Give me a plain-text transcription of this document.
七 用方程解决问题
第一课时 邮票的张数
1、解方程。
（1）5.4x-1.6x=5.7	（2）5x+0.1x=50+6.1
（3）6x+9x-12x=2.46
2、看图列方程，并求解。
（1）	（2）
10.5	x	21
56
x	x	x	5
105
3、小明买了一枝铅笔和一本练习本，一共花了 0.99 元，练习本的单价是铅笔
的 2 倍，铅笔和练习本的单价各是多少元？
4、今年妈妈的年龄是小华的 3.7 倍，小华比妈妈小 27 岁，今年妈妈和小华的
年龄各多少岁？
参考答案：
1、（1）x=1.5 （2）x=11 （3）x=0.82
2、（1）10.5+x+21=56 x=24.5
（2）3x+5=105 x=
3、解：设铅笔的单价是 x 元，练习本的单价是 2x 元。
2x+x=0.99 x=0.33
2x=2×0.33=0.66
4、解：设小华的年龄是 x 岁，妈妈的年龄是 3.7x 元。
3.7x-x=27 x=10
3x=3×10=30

+ + + + + + +

--- Your instructions ---
Output the full listing exactly as it stands.

--- Solution to the exercise ---
Give me a plain-text transcription of this document.
七 用方程解决问题
第一课时 邮票的张数
1、解方程。
（1）5.4x-1.6x=5.7	（2）5x+0.1x=50+6.1
（3）6x+9x-12x=2.46
2、看图列方程，并求解。
（1）	（2）
10.5	x	21
56
x	x	x	5
105
3、小明买了一枝铅笔和一本练习本，一共花了 0.99 元，练习本的单价是铅笔
的 2 倍，铅笔和练习本的单价各是多少元？
4、今年妈妈的年龄是小华的 3.7 倍，小华比妈妈小 27 岁，今年妈妈和小华的
年龄各多少岁？
参考答案：
1、（1）x=1.5 （2）x=11 （3）x=0.82
2、（1）10.5+x+21=56 x=24.5
（2）3x+5=105 x=
3、解：设铅笔的单价是 x 元，练习本的单价是 2x 元。
2x+x=0.99 x=0.33
2x=2×0.33=0.66
4、解：设小华的年龄是 x 岁，妈妈的年龄是 3.7x 元。
3.7x-x=27 x=10
3x=3×10=30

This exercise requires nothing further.